▶ _LISTED RECORDS_
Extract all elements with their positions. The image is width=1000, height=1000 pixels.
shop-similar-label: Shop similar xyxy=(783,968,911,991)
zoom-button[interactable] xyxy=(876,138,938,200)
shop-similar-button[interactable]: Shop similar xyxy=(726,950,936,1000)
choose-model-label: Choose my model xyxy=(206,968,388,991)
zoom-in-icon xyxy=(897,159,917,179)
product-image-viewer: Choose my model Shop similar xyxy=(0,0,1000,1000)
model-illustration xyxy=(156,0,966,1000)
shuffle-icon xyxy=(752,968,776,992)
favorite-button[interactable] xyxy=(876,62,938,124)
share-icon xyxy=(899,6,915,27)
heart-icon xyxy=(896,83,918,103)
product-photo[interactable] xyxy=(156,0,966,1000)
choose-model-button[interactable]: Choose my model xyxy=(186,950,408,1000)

▶ _AIM OF THE EXERCISE_
Copy every entry above word for word, line by line, in the same order.

▶ _EXERCISE ANSWER_
Extract all elements with their positions. The image is width=1000, height=1000 pixels.
shop-similar-label: Shop similar xyxy=(783,968,911,991)
zoom-button[interactable] xyxy=(876,138,938,200)
shop-similar-button[interactable]: Shop similar xyxy=(726,950,936,1000)
choose-model-label: Choose my model xyxy=(206,968,388,991)
zoom-in-icon xyxy=(897,159,917,179)
product-image-viewer: Choose my model Shop similar xyxy=(0,0,1000,1000)
model-illustration xyxy=(156,0,966,1000)
shuffle-icon xyxy=(752,968,776,992)
favorite-button[interactable] xyxy=(876,62,938,124)
share-icon xyxy=(899,6,915,27)
heart-icon xyxy=(896,83,918,103)
product-photo[interactable] xyxy=(156,0,966,1000)
choose-model-button[interactable]: Choose my model xyxy=(186,950,408,1000)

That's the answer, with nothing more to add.